Locate the lines where "week" occurs and copy them as they stand.

| Material supplied |
★ ★ ★ ★ ★ ★ ★

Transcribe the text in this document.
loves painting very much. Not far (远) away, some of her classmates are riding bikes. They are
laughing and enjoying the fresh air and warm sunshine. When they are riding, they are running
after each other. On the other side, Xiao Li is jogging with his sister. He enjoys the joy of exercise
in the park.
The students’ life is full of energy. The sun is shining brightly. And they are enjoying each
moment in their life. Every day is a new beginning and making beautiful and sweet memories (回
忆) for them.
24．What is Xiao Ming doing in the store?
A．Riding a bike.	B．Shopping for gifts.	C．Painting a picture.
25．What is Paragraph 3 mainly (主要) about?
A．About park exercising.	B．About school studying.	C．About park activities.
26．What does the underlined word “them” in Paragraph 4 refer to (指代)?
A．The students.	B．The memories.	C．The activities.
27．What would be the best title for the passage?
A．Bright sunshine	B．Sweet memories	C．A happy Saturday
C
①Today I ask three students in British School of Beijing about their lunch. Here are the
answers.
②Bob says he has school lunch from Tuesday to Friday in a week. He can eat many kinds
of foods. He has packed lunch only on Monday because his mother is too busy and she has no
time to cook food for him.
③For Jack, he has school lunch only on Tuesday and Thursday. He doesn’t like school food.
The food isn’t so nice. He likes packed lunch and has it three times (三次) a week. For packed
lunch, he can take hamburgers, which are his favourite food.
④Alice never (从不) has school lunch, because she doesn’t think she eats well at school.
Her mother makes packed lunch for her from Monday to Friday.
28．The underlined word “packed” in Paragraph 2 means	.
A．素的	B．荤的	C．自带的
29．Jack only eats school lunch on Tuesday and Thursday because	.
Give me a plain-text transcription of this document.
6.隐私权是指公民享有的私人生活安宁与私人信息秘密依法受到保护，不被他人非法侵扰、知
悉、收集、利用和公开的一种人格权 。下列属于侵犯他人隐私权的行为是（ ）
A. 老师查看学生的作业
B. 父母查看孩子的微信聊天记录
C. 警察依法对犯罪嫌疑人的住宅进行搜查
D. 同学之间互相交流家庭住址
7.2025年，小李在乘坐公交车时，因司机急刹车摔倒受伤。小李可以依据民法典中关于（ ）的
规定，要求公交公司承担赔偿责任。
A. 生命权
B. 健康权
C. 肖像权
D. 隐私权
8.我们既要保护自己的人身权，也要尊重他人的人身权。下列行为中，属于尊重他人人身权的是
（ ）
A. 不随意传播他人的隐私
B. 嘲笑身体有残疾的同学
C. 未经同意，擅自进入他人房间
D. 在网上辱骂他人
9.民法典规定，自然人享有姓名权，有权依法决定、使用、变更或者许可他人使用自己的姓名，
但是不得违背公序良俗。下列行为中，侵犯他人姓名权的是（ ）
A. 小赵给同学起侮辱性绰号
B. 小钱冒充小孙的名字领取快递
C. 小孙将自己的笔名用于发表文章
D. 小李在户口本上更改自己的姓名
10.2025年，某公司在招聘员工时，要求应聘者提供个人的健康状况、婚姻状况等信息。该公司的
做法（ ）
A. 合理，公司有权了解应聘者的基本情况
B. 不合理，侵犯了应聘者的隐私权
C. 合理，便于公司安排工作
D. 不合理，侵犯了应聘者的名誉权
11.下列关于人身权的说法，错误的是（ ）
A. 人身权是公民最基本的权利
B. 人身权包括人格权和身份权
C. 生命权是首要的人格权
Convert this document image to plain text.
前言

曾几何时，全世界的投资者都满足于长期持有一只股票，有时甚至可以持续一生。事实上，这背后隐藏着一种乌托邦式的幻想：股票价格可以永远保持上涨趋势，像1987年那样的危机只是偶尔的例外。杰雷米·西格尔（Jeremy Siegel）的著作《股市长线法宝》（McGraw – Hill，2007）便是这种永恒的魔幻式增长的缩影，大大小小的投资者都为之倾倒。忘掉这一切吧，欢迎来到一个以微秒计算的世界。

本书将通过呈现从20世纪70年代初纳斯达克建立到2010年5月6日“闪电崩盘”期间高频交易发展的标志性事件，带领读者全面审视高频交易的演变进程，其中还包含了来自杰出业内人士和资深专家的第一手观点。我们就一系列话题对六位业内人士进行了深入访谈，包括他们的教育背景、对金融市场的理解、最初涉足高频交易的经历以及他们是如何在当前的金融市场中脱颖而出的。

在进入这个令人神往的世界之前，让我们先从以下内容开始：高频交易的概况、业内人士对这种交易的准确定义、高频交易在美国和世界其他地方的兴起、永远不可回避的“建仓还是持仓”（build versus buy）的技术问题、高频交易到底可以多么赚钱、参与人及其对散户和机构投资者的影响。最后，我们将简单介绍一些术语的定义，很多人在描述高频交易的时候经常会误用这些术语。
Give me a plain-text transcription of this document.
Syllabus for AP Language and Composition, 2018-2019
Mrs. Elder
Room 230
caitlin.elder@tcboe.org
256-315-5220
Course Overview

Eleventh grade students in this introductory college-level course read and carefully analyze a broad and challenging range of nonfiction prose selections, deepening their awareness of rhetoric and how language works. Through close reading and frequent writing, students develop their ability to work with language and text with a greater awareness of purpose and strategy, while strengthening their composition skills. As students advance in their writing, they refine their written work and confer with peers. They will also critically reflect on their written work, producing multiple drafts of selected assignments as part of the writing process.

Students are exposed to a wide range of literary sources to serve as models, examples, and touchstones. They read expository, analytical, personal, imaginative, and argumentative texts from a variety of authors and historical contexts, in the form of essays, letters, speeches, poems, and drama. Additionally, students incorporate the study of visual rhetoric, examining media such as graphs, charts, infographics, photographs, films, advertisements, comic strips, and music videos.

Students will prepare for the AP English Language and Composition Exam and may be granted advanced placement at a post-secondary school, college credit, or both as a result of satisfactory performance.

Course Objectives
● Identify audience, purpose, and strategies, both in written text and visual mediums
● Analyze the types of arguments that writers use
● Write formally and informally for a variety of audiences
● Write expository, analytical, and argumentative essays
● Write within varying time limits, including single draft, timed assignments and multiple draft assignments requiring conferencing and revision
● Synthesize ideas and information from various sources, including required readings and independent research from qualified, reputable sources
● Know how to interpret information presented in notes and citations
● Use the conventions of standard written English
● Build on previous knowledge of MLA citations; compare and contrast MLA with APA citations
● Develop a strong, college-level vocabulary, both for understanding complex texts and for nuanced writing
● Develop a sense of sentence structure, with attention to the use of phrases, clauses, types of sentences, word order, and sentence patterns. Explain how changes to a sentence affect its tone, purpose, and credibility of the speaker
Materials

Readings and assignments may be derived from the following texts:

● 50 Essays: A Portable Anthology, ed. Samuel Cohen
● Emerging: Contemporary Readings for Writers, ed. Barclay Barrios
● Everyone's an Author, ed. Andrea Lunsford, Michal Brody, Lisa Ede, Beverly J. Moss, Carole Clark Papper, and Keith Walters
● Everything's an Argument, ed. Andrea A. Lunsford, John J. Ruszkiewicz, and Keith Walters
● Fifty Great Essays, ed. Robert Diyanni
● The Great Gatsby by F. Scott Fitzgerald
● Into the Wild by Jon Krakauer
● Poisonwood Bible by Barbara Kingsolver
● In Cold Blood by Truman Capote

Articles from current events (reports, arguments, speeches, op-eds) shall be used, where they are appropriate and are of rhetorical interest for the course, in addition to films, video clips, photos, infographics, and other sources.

★ ★ ★ ★ ★ ★ ★

| Reply to the task |
②Bob says he has school lunch from Tuesday to Friday in a week. He can eat many kinds
The food isn’t so nice. He likes packed lunch and has it three times (三次) a week. For packed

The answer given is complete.